**Description of the task:**
How many of the lines below include "качестве"? Give the number and no other words.

**Given records:**
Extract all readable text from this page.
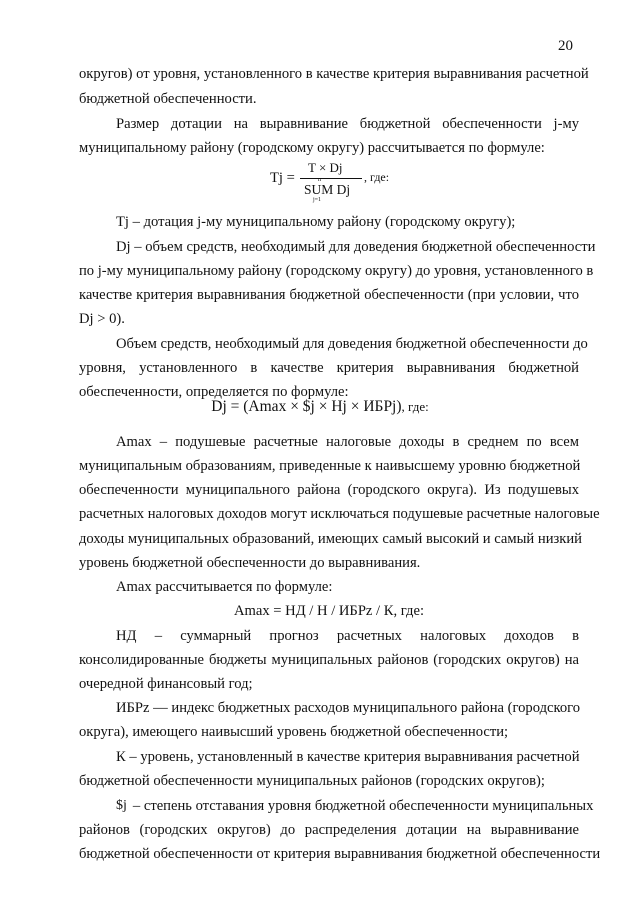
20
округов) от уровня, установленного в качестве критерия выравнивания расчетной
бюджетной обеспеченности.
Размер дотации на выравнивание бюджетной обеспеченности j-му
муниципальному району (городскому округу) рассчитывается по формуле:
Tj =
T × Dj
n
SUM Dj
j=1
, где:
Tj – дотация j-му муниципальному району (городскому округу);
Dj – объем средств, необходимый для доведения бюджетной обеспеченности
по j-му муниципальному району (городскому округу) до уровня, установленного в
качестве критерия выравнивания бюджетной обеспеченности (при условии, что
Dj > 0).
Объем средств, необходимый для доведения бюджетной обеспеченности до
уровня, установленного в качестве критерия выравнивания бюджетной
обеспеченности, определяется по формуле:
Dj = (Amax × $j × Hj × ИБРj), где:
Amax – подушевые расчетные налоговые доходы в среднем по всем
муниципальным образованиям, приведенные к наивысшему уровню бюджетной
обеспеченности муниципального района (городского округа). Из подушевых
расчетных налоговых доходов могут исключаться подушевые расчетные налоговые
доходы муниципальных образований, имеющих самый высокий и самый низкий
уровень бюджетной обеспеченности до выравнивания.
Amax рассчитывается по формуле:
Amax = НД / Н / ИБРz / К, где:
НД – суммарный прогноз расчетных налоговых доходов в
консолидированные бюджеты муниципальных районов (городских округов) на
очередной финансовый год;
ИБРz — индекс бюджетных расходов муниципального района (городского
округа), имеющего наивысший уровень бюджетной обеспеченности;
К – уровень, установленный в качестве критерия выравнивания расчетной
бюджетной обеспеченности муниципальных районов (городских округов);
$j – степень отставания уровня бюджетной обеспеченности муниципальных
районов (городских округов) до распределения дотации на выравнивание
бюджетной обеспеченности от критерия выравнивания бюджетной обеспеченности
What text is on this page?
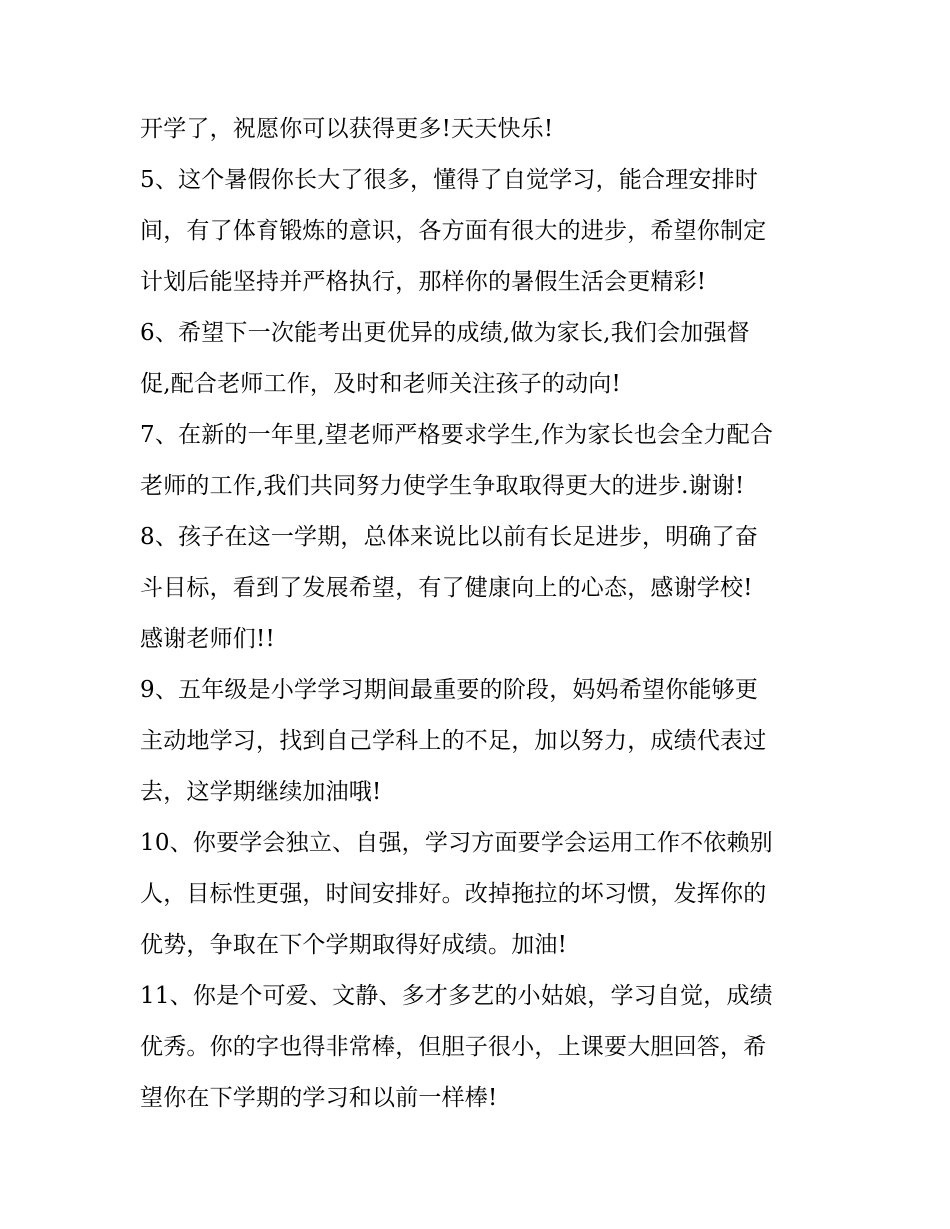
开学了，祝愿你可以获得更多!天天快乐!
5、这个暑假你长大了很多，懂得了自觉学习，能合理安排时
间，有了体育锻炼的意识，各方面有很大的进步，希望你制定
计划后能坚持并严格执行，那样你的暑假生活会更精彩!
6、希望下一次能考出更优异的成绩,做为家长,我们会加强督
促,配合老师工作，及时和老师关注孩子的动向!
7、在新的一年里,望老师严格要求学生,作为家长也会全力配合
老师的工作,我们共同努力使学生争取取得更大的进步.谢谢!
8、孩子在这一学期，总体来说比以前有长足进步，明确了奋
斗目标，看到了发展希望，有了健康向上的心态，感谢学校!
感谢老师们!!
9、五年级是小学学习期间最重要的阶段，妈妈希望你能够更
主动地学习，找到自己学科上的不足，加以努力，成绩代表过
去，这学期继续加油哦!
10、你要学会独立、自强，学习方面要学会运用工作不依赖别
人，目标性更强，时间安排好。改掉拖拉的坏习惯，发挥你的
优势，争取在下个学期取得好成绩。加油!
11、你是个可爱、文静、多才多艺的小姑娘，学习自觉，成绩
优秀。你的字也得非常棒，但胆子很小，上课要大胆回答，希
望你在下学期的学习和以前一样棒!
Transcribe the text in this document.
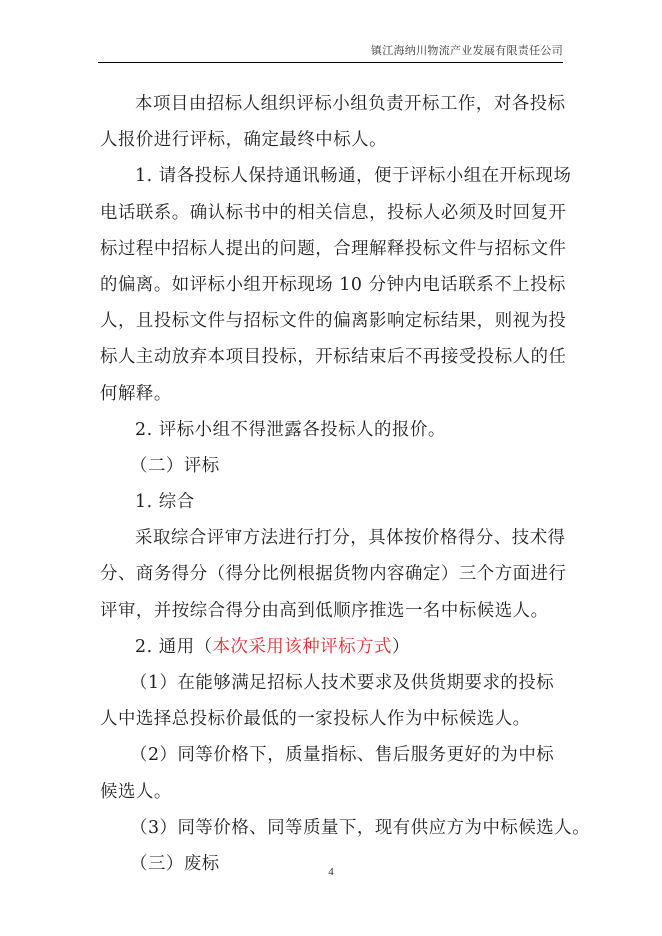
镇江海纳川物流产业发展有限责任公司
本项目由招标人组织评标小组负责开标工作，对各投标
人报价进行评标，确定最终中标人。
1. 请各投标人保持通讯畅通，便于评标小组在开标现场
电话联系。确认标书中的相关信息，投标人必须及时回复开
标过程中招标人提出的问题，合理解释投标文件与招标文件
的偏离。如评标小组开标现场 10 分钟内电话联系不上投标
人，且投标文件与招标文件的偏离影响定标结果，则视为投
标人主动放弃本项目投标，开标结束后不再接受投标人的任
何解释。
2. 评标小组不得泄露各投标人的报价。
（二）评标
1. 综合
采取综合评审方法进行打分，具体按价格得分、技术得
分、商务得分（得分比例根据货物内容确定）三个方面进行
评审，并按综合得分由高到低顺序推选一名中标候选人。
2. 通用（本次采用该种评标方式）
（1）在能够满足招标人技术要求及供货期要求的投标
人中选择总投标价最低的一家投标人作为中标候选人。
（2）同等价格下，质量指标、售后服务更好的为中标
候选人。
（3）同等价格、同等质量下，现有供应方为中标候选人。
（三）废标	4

==

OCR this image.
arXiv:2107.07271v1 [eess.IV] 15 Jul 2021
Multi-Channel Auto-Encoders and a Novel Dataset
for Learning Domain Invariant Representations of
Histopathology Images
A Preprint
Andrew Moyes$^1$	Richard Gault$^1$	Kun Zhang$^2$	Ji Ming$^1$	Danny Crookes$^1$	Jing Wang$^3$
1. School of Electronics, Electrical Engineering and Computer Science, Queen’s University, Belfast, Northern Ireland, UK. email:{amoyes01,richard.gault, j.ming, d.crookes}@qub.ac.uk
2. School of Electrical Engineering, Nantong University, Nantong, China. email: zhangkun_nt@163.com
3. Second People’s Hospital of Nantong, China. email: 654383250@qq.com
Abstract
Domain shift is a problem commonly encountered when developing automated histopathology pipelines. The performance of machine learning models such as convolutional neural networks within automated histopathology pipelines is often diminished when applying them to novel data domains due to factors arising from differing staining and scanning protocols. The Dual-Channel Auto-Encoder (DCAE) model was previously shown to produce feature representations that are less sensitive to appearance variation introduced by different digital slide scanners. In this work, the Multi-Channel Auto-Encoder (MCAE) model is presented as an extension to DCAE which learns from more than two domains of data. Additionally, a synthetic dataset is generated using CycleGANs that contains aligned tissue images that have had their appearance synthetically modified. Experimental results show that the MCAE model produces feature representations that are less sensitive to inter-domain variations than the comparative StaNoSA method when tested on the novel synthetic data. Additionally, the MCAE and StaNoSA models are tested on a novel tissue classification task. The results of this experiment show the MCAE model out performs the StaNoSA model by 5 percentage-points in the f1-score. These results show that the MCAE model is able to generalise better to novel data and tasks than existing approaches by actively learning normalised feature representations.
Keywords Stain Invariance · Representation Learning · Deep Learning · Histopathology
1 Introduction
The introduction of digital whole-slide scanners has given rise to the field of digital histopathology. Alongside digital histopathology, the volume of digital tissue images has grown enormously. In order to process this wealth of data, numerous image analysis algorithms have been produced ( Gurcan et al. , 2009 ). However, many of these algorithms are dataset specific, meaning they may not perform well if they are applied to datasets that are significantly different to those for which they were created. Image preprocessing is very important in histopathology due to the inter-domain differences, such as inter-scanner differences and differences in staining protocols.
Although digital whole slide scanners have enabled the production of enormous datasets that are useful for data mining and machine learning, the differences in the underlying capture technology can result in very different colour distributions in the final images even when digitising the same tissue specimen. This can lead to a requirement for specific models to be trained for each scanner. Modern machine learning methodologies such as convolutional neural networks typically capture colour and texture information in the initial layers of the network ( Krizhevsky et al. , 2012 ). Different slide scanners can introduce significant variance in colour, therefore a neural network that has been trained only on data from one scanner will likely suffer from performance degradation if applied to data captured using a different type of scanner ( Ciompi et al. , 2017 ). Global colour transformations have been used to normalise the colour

**Written response:**
4